***** Working data *****

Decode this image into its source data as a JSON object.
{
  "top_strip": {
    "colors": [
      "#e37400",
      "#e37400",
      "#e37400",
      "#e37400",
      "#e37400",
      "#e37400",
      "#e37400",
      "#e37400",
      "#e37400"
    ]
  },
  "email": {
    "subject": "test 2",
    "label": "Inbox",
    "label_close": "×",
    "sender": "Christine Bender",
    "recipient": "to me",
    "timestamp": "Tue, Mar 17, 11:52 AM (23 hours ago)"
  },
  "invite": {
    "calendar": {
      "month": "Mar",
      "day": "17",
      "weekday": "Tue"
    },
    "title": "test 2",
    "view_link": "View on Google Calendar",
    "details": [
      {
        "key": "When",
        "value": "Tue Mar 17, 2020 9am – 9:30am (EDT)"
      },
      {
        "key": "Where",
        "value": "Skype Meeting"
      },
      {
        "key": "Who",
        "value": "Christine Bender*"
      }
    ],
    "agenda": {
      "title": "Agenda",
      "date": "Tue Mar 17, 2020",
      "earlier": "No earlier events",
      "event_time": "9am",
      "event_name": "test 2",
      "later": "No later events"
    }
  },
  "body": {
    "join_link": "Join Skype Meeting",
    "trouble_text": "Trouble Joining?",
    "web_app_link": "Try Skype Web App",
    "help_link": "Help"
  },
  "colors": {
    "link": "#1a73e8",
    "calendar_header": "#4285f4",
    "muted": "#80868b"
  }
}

*****

Problem requirements:
Copy all of the material word for word.

Output below:
Decode this image into its source data as a JSON object.
{
  "top_strip": {
    "colors": [
      "#e37400",
      "#e37400",
      "#e37400",
      "#e37400",
      "#e37400",
      "#e37400",
      "#e37400",
      "#e37400",
      "#e37400"
    ]
  },
  "email": {
    "subject": "test 2",
    "label": "Inbox",
    "label_close": "×",
    "sender": "Christine Bender",
    "recipient": "to me",
    "timestamp": "Tue, Mar 17, 11:52 AM (23 hours ago)"
  },
  "invite": {
    "calendar": {
      "month": "Mar",
      "day": "17",
      "weekday": "Tue"
    },
    "title": "test 2",
    "view_link": "View on Google Calendar",
    "details": [
      {
        "key": "When",
        "value": "Tue Mar 17, 2020 9am – 9:30am (EDT)"
      },
      {
        "key": "Where",
        "value": "Skype Meeting"
      },
      {
        "key": "Who",
        "value": "Christine Bender*"
      }
    ],
    "agenda": {
      "title": "Agenda",
      "date": "Tue Mar 17, 2020",
      "earlier": "No earlier events",
      "event_time": "9am",
      "event_name": "test 2",
      "later": "No later events"
    }
  },
  "body": {
    "join_link": "Join Skype Meeting",
    "trouble_text": "Trouble Joining?",
    "web_app_link": "Try Skype Web App",
    "help_link": "Help"
  },
  "colors": {
    "link": "#1a73e8",
    "calendar_header": "#4285f4",
    "muted": "#80868b"
  }
}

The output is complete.